**Data for processing**
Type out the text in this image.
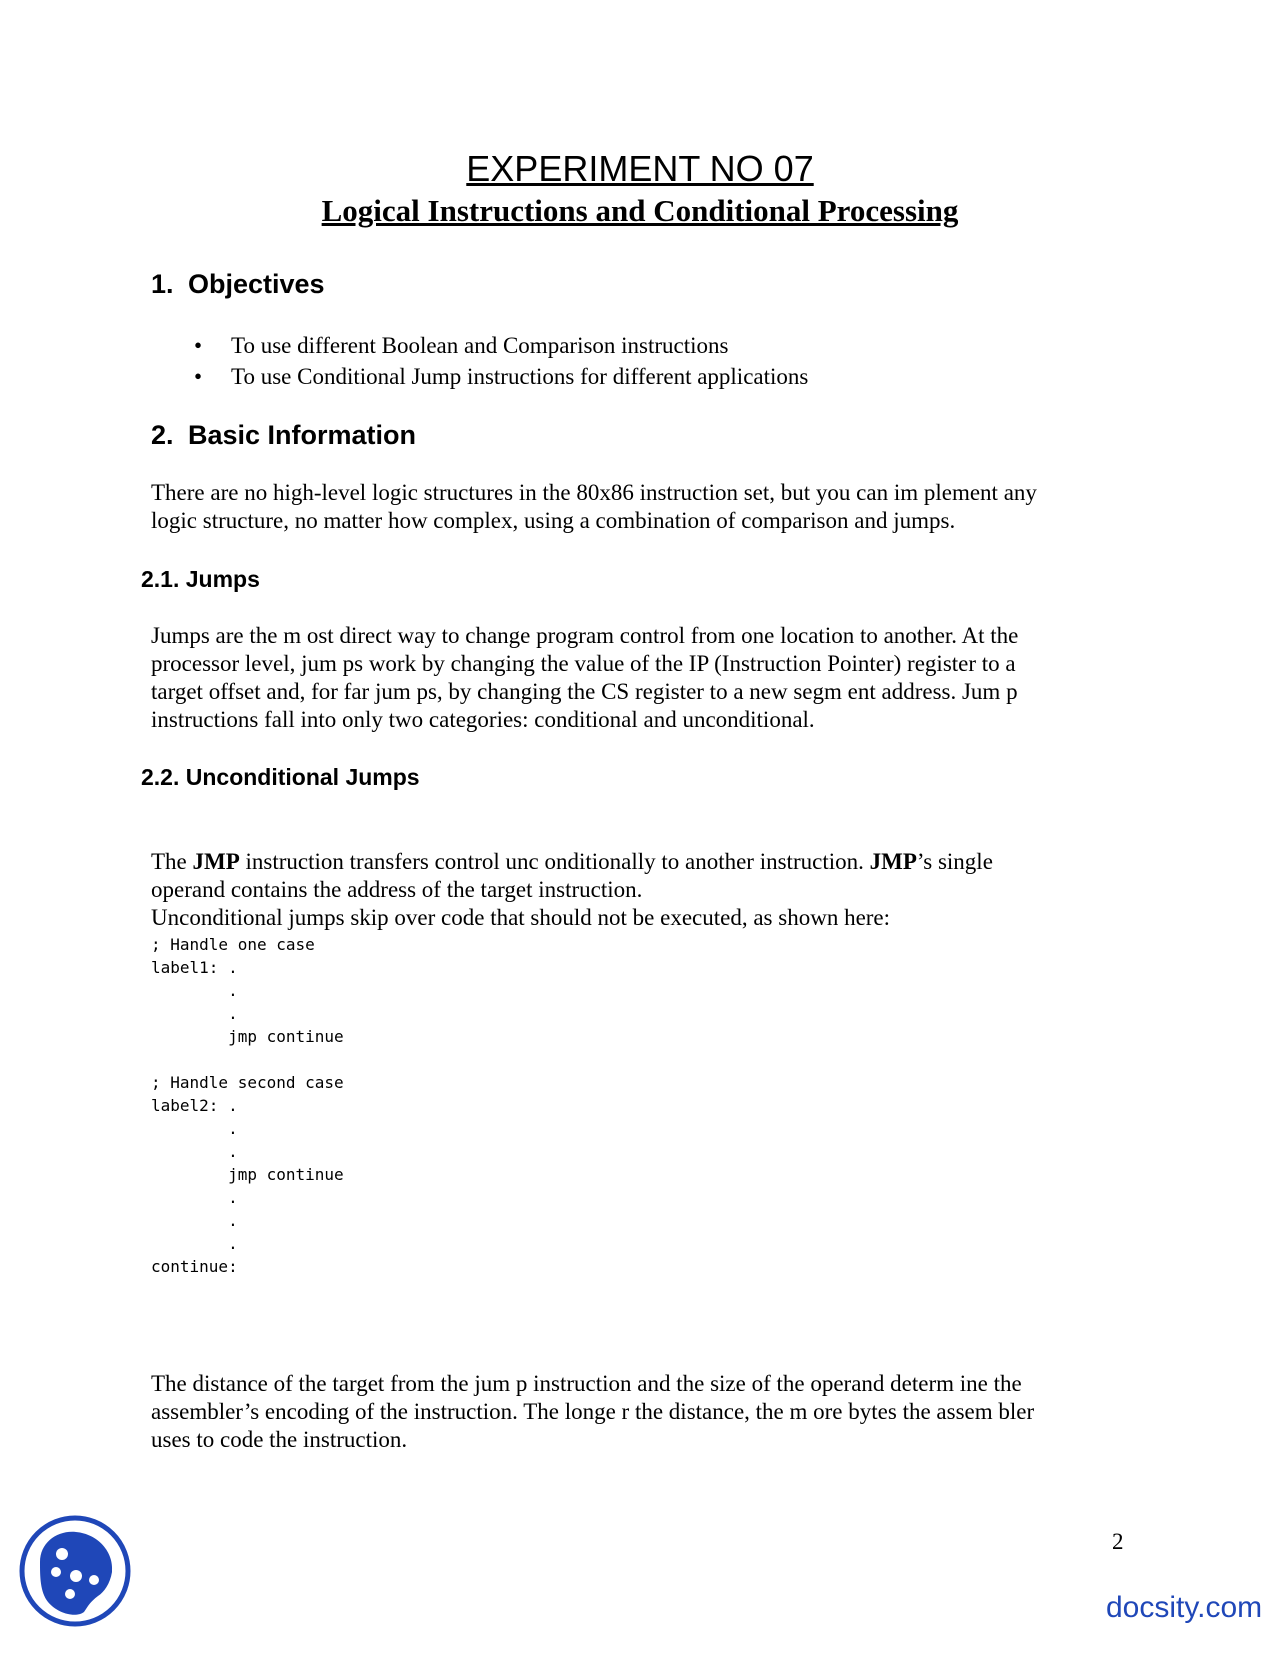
EXPERIMENT NO 07
Logical Instructions and Conditional Processing
1. Objectives
• To use different Boolean and Comparison instructions
• To use Conditional Jump instructions for different applications
2. Basic Information
There are no high-level logic structures in the 80x86 instruction set, but you can im plement any
logic structure, no matter how complex, using a combination of comparison and jumps.
2.1. Jumps
Jumps are the m ost direct way to change program control from one location to another. At the
processor level, jum ps work by changing the value of the IP (Instruction Pointer) register to a
target offset and, for far jum ps, by changing the CS register to a new segm ent address. Jum p
instructions fall into only two categories: conditional and unconditional.
2.2. Unconditional Jumps
The JMP instruction transfers control unc onditionally to another instruction. JMP’s single
operand contains the address of the target instruction.
Unconditional jumps skip over code that should not be executed, as shown here:
; Handle one case
label1: .
.
.
jmp continue

; Handle second case
label2: .
.
.
jmp continue
.
.
.
continue:
The distance of the target from the jum p instruction and the size of the operand determ ine the
assembler’s encoding of the instruction. The longe r the distance, the m ore bytes the assem bler
uses to code the instruction.
2
docsity.com
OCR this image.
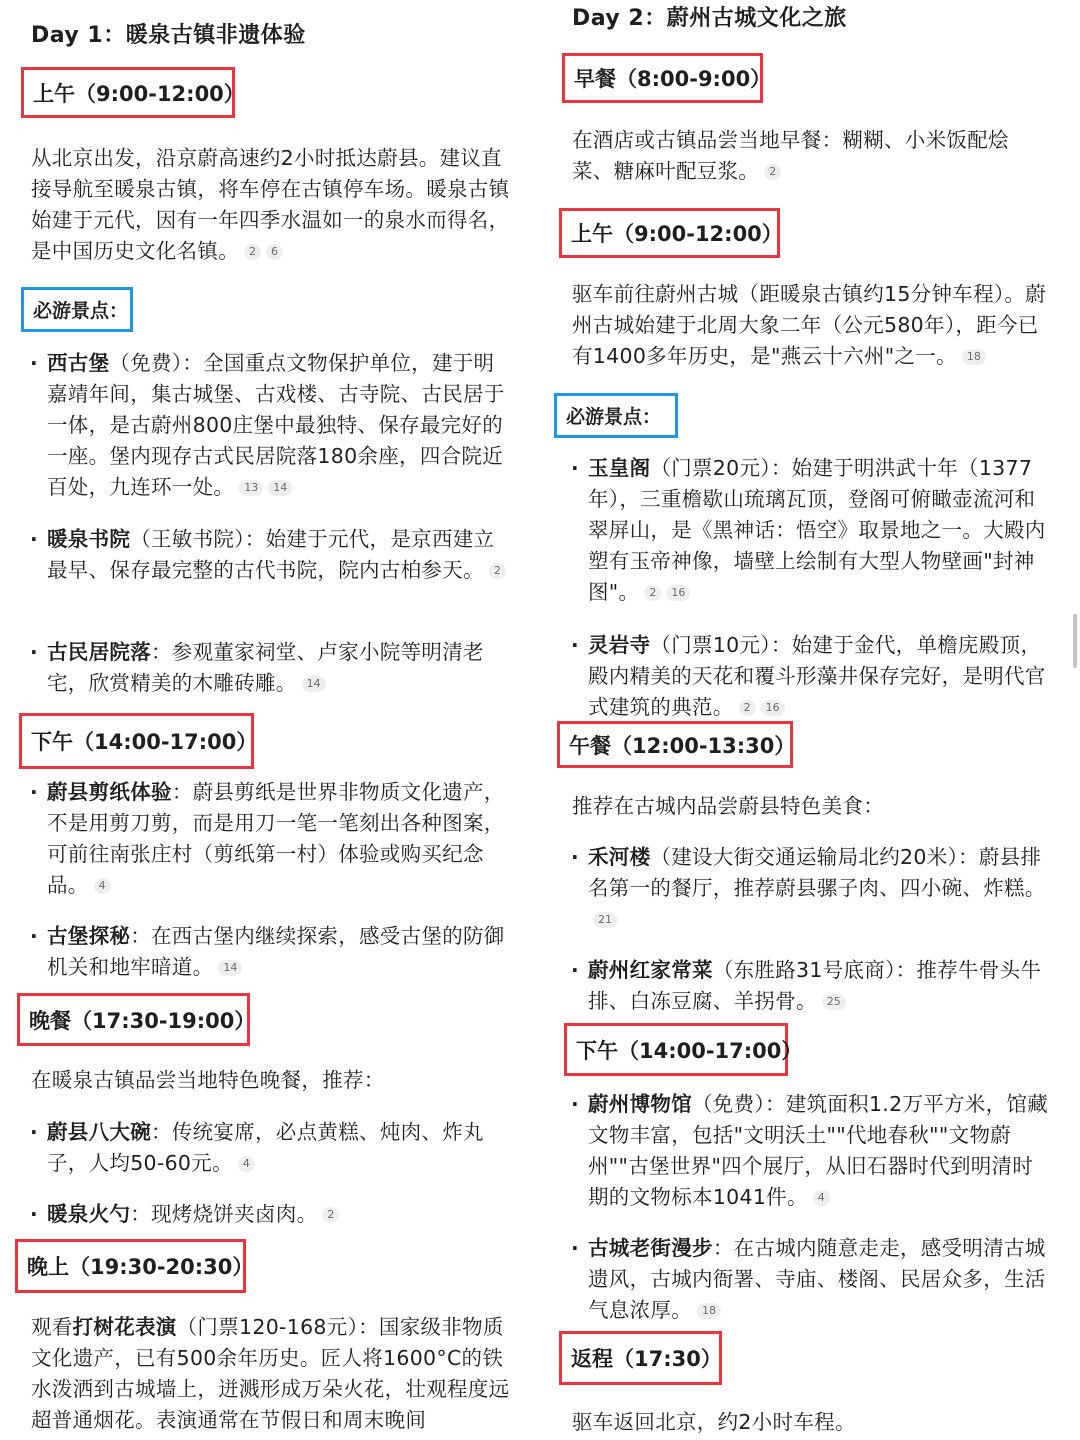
Day 1：暖泉古镇非遗体验
上午（9:00-12:00）
从北京出发，沿京蔚高速约2小时抵达蔚县。建议直接导航至暖泉古镇，将车停在古镇停车场。暖泉古镇始建于元代，因有一年四季水温如一的泉水而得名，是中国历史文化名镇。 2 6
必游景点：
· 西古堡（免费）：全国重点文物保护单位，建于明嘉靖年间，集古城堡、古戏楼、古寺院、古民居于一体，是古蔚州800庄堡中最独特、保存最完好的一座。堡内现存古式民居院落180余座，四合院近百处，九连环一处。 13 14
· 暖泉书院（王敏书院）：始建于元代，是京西建立最早、保存最完整的古代书院，院内古柏参天。 2
· 古民居院落：参观董家祠堂、卢家小院等明清老宅，欣赏精美的木雕砖雕。 14
下午（14:00-17:00）
· 蔚县剪纸体验：蔚县剪纸是世界非物质文化遗产，不是用剪刀剪，而是用刀一笔一笔刻出各种图案，可前往南张庄村（剪纸第一村）体验或购买纪念品。 4
· 古堡探秘：在西古堡内继续探索，感受古堡的防御机关和地牢暗道。 14
晚餐（17:30-19:00）
在暖泉古镇品尝当地特色晚餐，推荐：
· 蔚县八大碗：传统宴席，必点黄糕、炖肉、炸丸子，人均50-60元。 4
· 暖泉火勺：现烤烧饼夹卤肉。 2
晚上（19:30-20:30）
观看打树花表演（门票120-168元）：国家级非物质文化遗产，已有500余年历史。匠人将1600°C的铁水泼洒到古城墙上，迸溅形成万朵火花，壮观程度远超普通烟花。表演通常在节假日和周末晚间
Day 2：蔚州古城文化之旅
早餐（8:00-9:00）
在酒店或古镇品尝当地早餐：糊糊、小米饭配烩菜、糖麻叶配豆浆。 2
上午（9:00-12:00）
驱车前往蔚州古城（距暖泉古镇约15分钟车程）。蔚州古城始建于北周大象二年（公元580年），距今已有1400多年历史，是"燕云十六州"之一。 18
必游景点：
· 玉皇阁（门票20元）：始建于明洪武十年（1377年），三重檐歇山琉璃瓦顶，登阁可俯瞰壶流河和翠屏山，是《黑神话：悟空》取景地之一。大殿内塑有玉帝神像，墙壁上绘制有大型人物壁画"封神图"。 2 16
· 灵岩寺（门票10元）：始建于金代，单檐庑殿顶，殿内精美的天花和覆斗形藻井保存完好，是明代官式建筑的典范。 2 16
午餐（12:00-13:30）
推荐在古城内品尝蔚县特色美食：
· 禾河楼（建设大街交通运输局北约20米）：蔚县排名第一的餐厅，推荐蔚县骡子肉、四小碗、炸糕。21
· 蔚州红家常菜（东胜路31号底商）：推荐牛骨头牛排、白冻豆腐、羊拐骨。 25
下午（14:00-17:00）
· 蔚州博物馆（免费）：建筑面积1.2万平方米，馆藏文物丰富，包括"文明沃土""代地春秋""文物蔚州""古堡世界"四个展厅，从旧石器时代到明清时期的文物标本1041件。 4
· 古城老街漫步：在古城内随意走走，感受明清古城遗风，古城内衙署、寺庙、楼阁、民居众多，生活气息浓厚。 18
返程（17:30）
驱车返回北京，约2小时车程。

**The exercise**
Select and copy each line from the data that includes the word "distance".

**Output**
The distance of the target from the jum p instruction and the size of the operand determ ine the
assembler’s encoding of the instruction. The longe r the distance, the m ore bytes the assem bler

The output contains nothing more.